### Istruzioni di lavoro
A. Ricopia parola per parola il tratto del brano sulla fuga dei ragazzi che comincia con le parole contenenti "Altro tema chiave" e termina con "questi nostri ragazzi?".
B. Nel brano sulla fuga dei ragazzi, riscrivi come elenco puntato il paragrafo che comincia con "Sicuramente lo sono più di quanto", conservando i fatti principali.
C. Scrivi il seguito del brano sulla fuga dei ragazzi, partendo dal punto in cui si interrompe.

Altro tema chiave del libro è la dispersione giovanile: quei ragazzi che scappano di casa e dei quali nessuno si occupa. Abbiamo costruito un alibi perfetto per giustificare l’indifferenza degli adulti verso le sorti dei giovani: il Covid. In realtà, ben prima della pandemia i ragazzi utilizzavano, ovunque, forme di fuga: gli hikikomori giapponesi, i suicidi giovanili giovani in Cina, l’autolesionismo, i disturbi alimentari in crescita, le droghe, l’alcool. Eppure, le vostre protagoniste trovano, nella fuga una potente forma di solidarietà, di fiducia, nonostante tutto. Sono così soli questi nostri ragazzi?
Sicuramente lo sono più di quanto lo eravamo noi, nati nello scorso millennio. L’auspicio, ancora una volta, è che trovino un loro modo, una loro strada, per andarsi incontro, gli uni con gli altri. Ne hanno bisogno, e noi con loro. La disperazione riguarda le nostre protagoniste come, in questo momento storico, la gran parte dell’umanità cui viene negato il diritto a una vita dignitosa, ma persino a respirare, a bere acqua e nutrirsi. La disperazione indotta è un potente mezzo di coercizione. Rende gli esseri umani proni alla volontà di chi tiene le leve dei poteri. L’unica via che hanno le nostre protagoniste, come questa gran parte di umanità in difficoltà è la consapevolezza del meccanismo, la ribellione (le nostre lo fanno a loro modo chi più istintivamente chi no) ma soprattutto la solidarietà, il sentimento reciproco, la volontà di non piegarsi, l’amicizia! Cioè si può vincere questa condizione solo insieme, quasi ma restando soli.

### Estratti dei dati
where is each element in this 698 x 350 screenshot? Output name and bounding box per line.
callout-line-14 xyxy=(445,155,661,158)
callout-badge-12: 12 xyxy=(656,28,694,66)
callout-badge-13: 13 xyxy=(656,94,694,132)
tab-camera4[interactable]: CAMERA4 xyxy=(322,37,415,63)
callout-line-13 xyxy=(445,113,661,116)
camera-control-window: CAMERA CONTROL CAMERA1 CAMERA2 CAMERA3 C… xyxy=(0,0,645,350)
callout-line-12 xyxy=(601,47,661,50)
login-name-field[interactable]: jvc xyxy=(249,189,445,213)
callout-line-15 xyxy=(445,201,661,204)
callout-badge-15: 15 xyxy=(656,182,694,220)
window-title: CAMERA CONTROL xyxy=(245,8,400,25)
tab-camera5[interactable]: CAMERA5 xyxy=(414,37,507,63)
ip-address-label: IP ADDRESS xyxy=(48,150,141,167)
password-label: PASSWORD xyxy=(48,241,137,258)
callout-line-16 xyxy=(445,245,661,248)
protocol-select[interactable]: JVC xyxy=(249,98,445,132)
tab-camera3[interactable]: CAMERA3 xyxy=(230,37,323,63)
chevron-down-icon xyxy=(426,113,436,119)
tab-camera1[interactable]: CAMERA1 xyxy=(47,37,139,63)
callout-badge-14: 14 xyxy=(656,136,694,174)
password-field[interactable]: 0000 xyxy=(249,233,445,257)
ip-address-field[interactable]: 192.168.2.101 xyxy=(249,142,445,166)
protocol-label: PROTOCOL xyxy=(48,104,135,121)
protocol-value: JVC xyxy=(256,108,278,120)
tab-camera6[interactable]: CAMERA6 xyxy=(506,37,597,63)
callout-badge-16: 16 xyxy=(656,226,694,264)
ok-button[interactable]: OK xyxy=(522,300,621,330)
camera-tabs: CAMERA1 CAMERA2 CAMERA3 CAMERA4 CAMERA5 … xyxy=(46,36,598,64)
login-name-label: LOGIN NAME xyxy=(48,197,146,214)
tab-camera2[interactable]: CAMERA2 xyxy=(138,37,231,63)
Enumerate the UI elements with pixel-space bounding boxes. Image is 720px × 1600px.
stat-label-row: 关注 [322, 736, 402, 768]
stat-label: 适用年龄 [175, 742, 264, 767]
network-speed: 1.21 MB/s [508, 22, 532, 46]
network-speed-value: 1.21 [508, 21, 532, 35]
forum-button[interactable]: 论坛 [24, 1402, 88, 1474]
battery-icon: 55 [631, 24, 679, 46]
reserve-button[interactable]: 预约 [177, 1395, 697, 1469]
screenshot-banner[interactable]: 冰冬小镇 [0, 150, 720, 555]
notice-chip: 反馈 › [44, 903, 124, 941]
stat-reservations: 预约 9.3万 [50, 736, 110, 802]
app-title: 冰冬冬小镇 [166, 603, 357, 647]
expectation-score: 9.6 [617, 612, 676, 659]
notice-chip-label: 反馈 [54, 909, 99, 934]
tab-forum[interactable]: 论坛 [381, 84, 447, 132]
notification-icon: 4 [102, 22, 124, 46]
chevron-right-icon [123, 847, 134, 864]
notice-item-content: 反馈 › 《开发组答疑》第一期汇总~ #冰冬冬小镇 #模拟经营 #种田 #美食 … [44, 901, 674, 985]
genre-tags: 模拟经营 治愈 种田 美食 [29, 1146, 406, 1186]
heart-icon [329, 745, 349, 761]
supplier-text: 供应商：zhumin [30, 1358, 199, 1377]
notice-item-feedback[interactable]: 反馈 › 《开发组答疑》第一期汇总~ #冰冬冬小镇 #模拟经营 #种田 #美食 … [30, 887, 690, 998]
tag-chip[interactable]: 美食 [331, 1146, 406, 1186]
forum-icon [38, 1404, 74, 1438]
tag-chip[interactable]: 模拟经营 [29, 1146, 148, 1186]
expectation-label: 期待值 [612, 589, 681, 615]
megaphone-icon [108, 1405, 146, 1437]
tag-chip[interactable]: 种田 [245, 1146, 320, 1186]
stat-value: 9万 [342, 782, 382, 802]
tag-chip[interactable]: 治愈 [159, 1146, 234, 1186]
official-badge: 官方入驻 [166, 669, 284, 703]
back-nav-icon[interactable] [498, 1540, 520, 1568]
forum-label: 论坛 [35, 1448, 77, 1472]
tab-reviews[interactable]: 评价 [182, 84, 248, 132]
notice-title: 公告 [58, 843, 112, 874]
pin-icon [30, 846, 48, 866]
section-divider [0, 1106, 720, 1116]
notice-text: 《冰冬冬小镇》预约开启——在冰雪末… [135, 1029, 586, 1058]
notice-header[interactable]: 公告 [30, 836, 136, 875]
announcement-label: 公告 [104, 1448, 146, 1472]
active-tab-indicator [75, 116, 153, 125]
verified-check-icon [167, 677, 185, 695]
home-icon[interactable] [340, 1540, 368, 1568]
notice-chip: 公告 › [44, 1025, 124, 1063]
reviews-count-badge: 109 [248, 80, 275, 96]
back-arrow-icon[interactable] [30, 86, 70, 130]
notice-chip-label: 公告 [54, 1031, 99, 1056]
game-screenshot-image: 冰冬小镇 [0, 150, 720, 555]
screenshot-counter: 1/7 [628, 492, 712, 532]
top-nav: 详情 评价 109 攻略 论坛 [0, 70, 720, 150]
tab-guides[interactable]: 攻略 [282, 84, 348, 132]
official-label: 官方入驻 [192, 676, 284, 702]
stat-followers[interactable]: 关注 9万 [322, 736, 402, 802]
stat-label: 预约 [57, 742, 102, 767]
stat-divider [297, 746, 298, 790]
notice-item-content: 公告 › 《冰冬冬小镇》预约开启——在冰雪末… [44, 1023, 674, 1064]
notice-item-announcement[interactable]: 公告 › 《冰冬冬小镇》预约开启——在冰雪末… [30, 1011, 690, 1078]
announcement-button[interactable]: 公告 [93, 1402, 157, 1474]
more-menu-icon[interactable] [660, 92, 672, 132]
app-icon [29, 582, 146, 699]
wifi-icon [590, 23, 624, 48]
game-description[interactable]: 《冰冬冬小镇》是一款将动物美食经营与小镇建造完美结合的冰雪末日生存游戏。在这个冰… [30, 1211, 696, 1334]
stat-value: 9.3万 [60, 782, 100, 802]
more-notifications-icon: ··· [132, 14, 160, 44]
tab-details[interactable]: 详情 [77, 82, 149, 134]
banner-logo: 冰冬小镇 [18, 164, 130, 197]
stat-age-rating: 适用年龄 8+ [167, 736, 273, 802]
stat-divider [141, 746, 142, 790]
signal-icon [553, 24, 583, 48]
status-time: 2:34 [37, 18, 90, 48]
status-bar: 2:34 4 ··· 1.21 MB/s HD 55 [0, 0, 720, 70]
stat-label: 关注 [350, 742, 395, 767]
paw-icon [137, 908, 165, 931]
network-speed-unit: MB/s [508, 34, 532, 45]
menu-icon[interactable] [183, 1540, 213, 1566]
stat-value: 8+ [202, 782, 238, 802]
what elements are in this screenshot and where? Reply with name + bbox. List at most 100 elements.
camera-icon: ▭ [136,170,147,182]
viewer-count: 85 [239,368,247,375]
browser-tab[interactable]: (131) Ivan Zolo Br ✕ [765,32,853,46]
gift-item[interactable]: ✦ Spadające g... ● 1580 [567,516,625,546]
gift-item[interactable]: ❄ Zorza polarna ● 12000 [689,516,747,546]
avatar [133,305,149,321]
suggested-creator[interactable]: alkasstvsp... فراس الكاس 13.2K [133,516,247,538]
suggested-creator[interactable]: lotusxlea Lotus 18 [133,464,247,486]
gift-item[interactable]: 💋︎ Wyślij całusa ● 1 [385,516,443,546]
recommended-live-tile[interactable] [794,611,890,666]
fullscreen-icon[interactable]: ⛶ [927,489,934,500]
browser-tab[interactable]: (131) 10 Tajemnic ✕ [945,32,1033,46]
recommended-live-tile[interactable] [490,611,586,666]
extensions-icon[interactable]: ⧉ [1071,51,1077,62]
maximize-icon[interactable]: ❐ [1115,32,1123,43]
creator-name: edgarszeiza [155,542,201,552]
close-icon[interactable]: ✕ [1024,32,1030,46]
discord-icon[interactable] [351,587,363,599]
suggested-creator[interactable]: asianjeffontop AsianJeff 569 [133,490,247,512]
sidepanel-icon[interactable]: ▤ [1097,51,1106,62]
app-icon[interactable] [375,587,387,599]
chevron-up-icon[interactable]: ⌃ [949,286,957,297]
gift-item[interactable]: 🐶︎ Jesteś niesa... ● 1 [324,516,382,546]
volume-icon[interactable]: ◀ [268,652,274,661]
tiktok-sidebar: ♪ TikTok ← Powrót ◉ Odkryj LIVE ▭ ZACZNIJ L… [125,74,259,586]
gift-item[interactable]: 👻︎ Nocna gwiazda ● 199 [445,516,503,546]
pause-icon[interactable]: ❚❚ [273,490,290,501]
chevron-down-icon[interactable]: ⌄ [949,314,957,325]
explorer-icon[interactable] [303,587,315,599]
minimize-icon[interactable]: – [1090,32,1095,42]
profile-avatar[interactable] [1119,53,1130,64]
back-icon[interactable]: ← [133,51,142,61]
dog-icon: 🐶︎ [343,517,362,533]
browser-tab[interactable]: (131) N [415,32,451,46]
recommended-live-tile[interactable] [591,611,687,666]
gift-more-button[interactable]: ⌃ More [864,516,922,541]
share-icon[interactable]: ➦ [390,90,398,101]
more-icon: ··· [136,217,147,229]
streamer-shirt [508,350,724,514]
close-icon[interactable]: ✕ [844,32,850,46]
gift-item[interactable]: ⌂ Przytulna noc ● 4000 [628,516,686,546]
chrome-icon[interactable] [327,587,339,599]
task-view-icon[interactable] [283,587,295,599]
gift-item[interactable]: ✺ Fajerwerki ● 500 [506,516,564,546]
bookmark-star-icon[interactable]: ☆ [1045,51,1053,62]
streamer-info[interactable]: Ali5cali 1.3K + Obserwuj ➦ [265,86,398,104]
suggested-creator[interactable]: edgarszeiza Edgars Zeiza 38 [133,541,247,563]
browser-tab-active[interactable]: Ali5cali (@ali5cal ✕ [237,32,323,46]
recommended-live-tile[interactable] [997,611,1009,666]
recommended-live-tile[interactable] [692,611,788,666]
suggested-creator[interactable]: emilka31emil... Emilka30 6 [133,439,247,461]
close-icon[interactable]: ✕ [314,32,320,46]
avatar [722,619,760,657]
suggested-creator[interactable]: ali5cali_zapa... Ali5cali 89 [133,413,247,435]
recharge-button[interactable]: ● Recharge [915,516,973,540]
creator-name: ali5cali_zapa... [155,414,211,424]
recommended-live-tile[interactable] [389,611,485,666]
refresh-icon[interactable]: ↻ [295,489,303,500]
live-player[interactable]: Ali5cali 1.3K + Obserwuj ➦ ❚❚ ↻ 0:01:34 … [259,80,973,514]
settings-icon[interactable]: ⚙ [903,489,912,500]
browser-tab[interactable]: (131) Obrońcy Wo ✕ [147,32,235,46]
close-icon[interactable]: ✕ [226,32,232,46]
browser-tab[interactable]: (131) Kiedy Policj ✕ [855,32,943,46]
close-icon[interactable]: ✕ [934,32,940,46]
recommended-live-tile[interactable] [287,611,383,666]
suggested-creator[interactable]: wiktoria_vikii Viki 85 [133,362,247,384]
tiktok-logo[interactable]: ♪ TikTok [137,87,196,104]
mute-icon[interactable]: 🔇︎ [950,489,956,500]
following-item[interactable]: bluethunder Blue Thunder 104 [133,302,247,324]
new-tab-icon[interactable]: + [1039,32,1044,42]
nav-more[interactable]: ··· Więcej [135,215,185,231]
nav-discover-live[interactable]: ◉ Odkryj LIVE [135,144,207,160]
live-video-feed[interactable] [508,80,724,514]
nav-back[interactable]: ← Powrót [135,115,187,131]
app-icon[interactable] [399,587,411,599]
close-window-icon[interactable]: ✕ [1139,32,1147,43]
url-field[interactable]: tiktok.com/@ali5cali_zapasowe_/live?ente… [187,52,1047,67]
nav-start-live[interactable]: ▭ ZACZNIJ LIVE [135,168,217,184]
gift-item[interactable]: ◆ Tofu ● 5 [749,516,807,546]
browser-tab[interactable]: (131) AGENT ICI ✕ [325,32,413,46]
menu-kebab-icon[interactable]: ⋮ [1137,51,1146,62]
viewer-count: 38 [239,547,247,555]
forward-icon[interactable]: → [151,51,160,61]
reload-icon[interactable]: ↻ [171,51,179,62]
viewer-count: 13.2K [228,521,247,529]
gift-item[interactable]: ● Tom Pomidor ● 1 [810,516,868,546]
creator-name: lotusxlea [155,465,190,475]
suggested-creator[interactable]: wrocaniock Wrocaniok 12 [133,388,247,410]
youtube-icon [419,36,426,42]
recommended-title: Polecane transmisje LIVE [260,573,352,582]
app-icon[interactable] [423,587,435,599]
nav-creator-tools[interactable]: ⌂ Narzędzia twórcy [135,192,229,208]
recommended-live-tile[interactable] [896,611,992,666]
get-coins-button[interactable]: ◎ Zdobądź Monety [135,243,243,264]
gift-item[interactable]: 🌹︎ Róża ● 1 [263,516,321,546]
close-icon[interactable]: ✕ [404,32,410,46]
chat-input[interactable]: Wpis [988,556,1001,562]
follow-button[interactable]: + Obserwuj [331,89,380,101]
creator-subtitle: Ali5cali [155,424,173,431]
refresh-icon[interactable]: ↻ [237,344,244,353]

### Soluzioni esercizio
A.
Altro tema chiave del libro è la dispersione giovanile: quei ragazzi che scappano di casa e dei quali nessuno si occupa. Abbiamo costruito un alibi perfetto per giustificare l’indifferenza degli adulti verso le sorti dei giovani: il Covid. In realtà, ben prima della pandemia i ragazzi utilizzavano, ovunque, forme di fuga: gli hikikomori giapponesi, i suicidi giovanili giovani in Cina, l’autolesionismo, i disturbi alimentari in crescita, le droghe, l’alcool. Eppure, le vostre protagoniste trovano, nella fuga una potente forma di solidarietà, di fiducia, nonostante tutto. Sono così soli questi nostri ragazzi?

B.
- I ragazzi di oggi sono più soli di chi è nato nello scorso millennio.
- L'augurio è che trovino una loro strada per andarsi incontro. Ne hanno bisogno loro e anche gli adulti.
- La disperazione tocca le protagoniste come gran parte dell'umanità di oggi. A queste persone viene negata una vita dignitosa e perfino la possibilità di respirare, bere e nutrirsi.
- La disperazione indotta è un forte mezzo di coercizione. Piega le persone alla volontà di chi ha in mano il potere.
- L'unica via è capire il meccanismo e ribellarsi. Soprattutto servono la solidarietà, l'affetto reciproco, la volontà di non piegarsi e l'amicizia.
- Questa condizione si può vincere solo insieme.

C.
Queste ragazze sono arrivate, tutte, a una comune decisione di scomparire. Il libro tratta casi esemplari. Ma c’è anche una quotidianità triste, nella vita dei nostri giovani, non per forza estrema. Voi avete scelto forme emblematiche di malessere. Perché? La giovinezza ha bisogno di personificazioni drammatiche per raccontare di sé e farsi riconoscere come reale?
Abbiamo scelto per loro una condizione estrema perché è quella che rende manifesta la realtà senza edulcorazioni, mistificazioni, illusioni più o meno indotte. Le abbiamo anche costrette dentro un meccanismo narrativo stringente che le obbliga a tirare il meglio o il peggio di ognuna, quindi a conoscersi profondamente, a costituire definitivamente il proprio io, una ricerca che è alla base dell’adolescenza, ma che spesso si protrae anche ben oltre, lo sappiamo bene. Le abbiamo costrette a farsi forti col rischio altrimenti di soccombere. Di sparire definitivamente.
Le protagoniste sono tutte donne. In un mondo in cui la fluidità sta prevalendo in modo naturale sulle intolleranze delle istituzioni (che sono in evidente contrasto verso le diversità e quei diritti che faticosamente davamo per scontati e che ora vengano minacciati da rigurgiti reazionari), anche il tema della femminilità è messo in pericolo. Non soltanto l’essere adolescenti è un problema. Lo è essere donne adolescenti. La forza e la capacità di lottare di queste ragazze rappresentano un grande atto di fiducia, da parte vostra, verso la femminilità. Questo è il motivo per cui queste fuggiasche sono tutte donne?
Sì, è esattamente questo. Siamo felici che emerga con forza. Dentro la violenta evoluzione dell’umanità, cui stiamo assistendo in questa contemporaneità, l’unica speranza è che finalmente un approccio decisamente femminile più fluido e quindi non imitativo di quello virile (vedi Giustina Rebellin: il personaggio femminile più corrotto, cinico, negativo del libro ndr.) sia fondamentale per la costruzione di un mondo migliore (perché rinunciare all’idea?). Insieme alla considerazione che la diversità sia una ricchezza cui non si può rinunciare per elevarsi verso una condizione umana finalmente giusta. Accogliere piuttosto che invadere, è la chiave.
Qual è il luogo ideale, la strada che, secondo voi, le generazioni giovani possono seguire, in questa contemporaneità minacciata da tutte le parti?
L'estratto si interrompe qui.